» **Your task**:
All of the data needs to be repeated exactly.

» **Given entries**:
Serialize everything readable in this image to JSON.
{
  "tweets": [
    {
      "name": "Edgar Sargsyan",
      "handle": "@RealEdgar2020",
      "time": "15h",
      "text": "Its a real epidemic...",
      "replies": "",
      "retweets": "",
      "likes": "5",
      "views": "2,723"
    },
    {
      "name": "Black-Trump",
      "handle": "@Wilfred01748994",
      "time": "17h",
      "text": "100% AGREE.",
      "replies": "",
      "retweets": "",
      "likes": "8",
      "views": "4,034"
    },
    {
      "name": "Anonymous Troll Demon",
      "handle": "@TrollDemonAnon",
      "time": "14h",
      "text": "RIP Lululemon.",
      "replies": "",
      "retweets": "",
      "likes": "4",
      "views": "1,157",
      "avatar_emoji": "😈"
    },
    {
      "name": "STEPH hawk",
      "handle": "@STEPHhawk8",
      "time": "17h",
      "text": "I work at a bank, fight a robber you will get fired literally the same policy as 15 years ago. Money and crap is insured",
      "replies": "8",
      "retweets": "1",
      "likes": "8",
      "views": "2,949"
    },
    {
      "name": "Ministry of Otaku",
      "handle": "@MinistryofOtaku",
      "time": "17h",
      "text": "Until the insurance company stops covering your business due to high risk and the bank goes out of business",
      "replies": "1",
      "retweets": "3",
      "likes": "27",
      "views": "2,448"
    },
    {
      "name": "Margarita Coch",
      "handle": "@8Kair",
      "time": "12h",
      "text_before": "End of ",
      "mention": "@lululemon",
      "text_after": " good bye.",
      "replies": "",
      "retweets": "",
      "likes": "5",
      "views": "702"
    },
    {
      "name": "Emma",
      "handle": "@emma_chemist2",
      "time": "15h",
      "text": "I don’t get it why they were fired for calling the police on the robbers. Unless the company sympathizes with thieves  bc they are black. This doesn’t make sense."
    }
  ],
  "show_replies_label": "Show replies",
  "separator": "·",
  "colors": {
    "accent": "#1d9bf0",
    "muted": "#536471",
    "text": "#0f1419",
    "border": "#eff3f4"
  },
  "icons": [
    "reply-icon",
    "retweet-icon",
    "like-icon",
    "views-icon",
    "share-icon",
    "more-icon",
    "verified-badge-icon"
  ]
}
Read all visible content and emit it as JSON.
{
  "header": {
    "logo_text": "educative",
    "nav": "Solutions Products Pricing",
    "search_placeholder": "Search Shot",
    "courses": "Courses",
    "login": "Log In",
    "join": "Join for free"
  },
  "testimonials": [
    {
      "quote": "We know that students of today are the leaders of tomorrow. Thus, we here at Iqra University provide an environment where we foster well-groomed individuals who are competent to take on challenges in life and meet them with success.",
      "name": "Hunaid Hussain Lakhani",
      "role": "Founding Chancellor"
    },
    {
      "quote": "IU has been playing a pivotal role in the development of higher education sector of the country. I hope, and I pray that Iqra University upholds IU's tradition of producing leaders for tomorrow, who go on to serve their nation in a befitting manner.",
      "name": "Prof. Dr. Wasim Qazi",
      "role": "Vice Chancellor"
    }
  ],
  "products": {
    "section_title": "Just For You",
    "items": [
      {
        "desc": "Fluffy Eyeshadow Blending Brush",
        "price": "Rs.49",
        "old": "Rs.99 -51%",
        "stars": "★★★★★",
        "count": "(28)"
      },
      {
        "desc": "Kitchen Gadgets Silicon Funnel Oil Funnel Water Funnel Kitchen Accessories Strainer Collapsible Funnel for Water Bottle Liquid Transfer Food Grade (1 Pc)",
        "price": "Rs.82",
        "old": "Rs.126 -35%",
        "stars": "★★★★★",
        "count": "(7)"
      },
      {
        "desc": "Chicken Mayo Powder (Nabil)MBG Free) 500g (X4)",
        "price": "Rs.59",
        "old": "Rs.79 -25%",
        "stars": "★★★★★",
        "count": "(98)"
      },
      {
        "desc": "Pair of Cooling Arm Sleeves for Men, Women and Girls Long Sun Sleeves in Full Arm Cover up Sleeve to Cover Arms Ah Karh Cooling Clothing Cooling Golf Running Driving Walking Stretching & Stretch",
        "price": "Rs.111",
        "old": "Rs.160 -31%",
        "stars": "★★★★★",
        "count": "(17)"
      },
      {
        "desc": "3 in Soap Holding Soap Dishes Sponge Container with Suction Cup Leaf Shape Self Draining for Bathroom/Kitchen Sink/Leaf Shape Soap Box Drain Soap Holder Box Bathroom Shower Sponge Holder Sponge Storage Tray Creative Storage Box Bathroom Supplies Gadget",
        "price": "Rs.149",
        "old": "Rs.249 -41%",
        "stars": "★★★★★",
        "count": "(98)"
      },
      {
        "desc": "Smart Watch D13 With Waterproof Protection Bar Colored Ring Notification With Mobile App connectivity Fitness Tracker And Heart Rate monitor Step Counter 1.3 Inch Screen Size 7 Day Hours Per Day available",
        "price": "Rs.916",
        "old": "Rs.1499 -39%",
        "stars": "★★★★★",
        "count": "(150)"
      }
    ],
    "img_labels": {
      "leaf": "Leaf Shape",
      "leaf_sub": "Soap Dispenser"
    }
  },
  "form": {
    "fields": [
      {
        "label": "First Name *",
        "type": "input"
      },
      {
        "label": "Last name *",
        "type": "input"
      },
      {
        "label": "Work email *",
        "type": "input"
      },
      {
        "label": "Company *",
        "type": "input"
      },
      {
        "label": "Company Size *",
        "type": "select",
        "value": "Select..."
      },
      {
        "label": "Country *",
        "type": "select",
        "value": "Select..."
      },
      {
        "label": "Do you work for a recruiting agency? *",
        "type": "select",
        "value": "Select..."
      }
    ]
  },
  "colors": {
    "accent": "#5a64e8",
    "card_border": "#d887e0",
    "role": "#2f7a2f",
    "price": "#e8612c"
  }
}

» **Result for this exercise**:
Serialize everything readable in this image to JSON.
{
  "tweets": [
    {
      "name": "Edgar Sargsyan",
      "handle": "@RealEdgar2020",
      "time": "15h",
      "text": "Its a real epidemic...",
      "replies": "",
      "retweets": "",
      "likes": "5",
      "views": "2,723"
    },
    {
      "name": "Black-Trump",
      "handle": "@Wilfred01748994",
      "time": "17h",
      "text": "100% AGREE.",
      "replies": "",
      "retweets": "",
      "likes": "8",
      "views": "4,034"
    },
    {
      "name": "Anonymous Troll Demon",
      "handle": "@TrollDemonAnon",
      "time": "14h",
      "text": "RIP Lululemon.",
      "replies": "",
      "retweets": "",
      "likes": "4",
      "views": "1,157",
      "avatar_emoji": "😈"
    },
    {
      "name": "STEPH hawk",
      "handle": "@STEPHhawk8",
      "time": "17h",
      "text": "I work at a bank, fight a robber you will get fired literally the same policy as 15 years ago. Money and crap is insured",
      "replies": "8",
      "retweets": "1",
      "likes": "8",
      "views": "2,949"
    },
    {
      "name": "Ministry of Otaku",
      "handle": "@MinistryofOtaku",
      "time": "17h",
      "text": "Until the insurance company stops covering your business due to high risk and the bank goes out of business",
      "replies": "1",
      "retweets": "3",
      "likes": "27",
      "views": "2,448"
    },
    {
      "name": "Margarita Coch",
      "handle": "@8Kair",
      "time": "12h",
      "text_before": "End of ",
      "mention": "@lululemon",
      "text_after": " good bye.",
      "replies": "",
      "retweets": "",
      "likes": "5",
      "views": "702"
    },
    {
      "name": "Emma",
      "handle": "@emma_chemist2",
      "time": "15h",
      "text": "I don’t get it why they were fired for calling the police on the robbers. Unless the company sympathizes with thieves  bc they are black. This doesn’t make sense."
    }
  ],
  "show_replies_label": "Show replies",
  "separator": "·",
  "colors": {
    "accent": "#1d9bf0",
    "muted": "#536471",
    "text": "#0f1419",
    "border": "#eff3f4"
  },
  "icons": [
    "reply-icon",
    "retweet-icon",
    "like-icon",
    "views-icon",
    "share-icon",
    "more-icon",
    "verified-badge-icon"
  ]
}
Read all visible content and emit it as JSON.
{
  "header": {
    "logo_text": "educative",
    "nav": "Solutions Products Pricing",
    "search_placeholder": "Search Shot",
    "courses": "Courses",
    "login": "Log In",
    "join": "Join for free"
  },
  "testimonials": [
    {
      "quote": "We know that students of today are the leaders of tomorrow. Thus, we here at Iqra University provide an environment where we foster well-groomed individuals who are competent to take on challenges in life and meet them with success.",
      "name": "Hunaid Hussain Lakhani",
      "role": "Founding Chancellor"
    },
    {
      "quote": "IU has been playing a pivotal role in the development of higher education sector of the country. I hope, and I pray that Iqra University upholds IU's tradition of producing leaders for tomorrow, who go on to serve their nation in a befitting manner.",
      "name": "Prof. Dr. Wasim Qazi",
      "role": "Vice Chancellor"
    }
  ],
  "products": {
    "section_title": "Just For You",
    "items": [
      {
        "desc": "Fluffy Eyeshadow Blending Brush",
        "price": "Rs.49",
        "old": "Rs.99 -51%",
        "stars": "★★★★★",
        "count": "(28)"
      },
      {
        "desc": "Kitchen Gadgets Silicon Funnel Oil Funnel Water Funnel Kitchen Accessories Strainer Collapsible Funnel for Water Bottle Liquid Transfer Food Grade (1 Pc)",
        "price": "Rs.82",
        "old": "Rs.126 -35%",
        "stars": "★★★★★",
        "count": "(7)"
      },
      {
        "desc": "Chicken Mayo Powder (Nabil)MBG Free) 500g (X4)",
        "price": "Rs.59",
        "old": "Rs.79 -25%",
        "stars": "★★★★★",
        "count": "(98)"
      },
      {
        "desc": "Pair of Cooling Arm Sleeves for Men, Women and Girls Long Sun Sleeves in Full Arm Cover up Sleeve to Cover Arms Ah Karh Cooling Clothing Cooling Golf Running Driving Walking Stretching & Stretch",
        "price": "Rs.111",
        "old": "Rs.160 -31%",
        "stars": "★★★★★",
        "count": "(17)"
      },
      {
        "desc": "3 in Soap Holding Soap Dishes Sponge Container with Suction Cup Leaf Shape Self Draining for Bathroom/Kitchen Sink/Leaf Shape Soap Box Drain Soap Holder Box Bathroom Shower Sponge Holder Sponge Storage Tray Creative Storage Box Bathroom Supplies Gadget",
        "price": "Rs.149",
        "old": "Rs.249 -41%",
        "stars": "★★★★★",
        "count": "(98)"
      },
      {
        "desc": "Smart Watch D13 With Waterproof Protection Bar Colored Ring Notification With Mobile App connectivity Fitness Tracker And Heart Rate monitor Step Counter 1.3 Inch Screen Size 7 Day Hours Per Day available",
        "price": "Rs.916",
        "old": "Rs.1499 -39%",
        "stars": "★★★★★",
        "count": "(150)"
      }
    ],
    "img_labels": {
      "leaf": "Leaf Shape",
      "leaf_sub": "Soap Dispenser"
    }
  },
  "form": {
    "fields": [
      {
        "label": "First Name *",
        "type": "input"
      },
      {
        "label": "Last name *",
        "type": "input"
      },
      {
        "label": "Work email *",
        "type": "input"
      },
      {
        "label": "Company *",
        "type": "input"
      },
      {
        "label": "Company Size *",
        "type": "select",
        "value": "Select..."
      },
      {
        "label": "Country *",
        "type": "select",
        "value": "Select..."
      },
      {
        "label": "Do you work for a recruiting agency? *",
        "type": "select",
        "value": "Select..."
      }
    ]
  },
  "colors": {
    "accent": "#5a64e8",
    "card_border": "#d887e0",
    "role": "#2f7a2f",
    "price": "#e8612c"
  }
}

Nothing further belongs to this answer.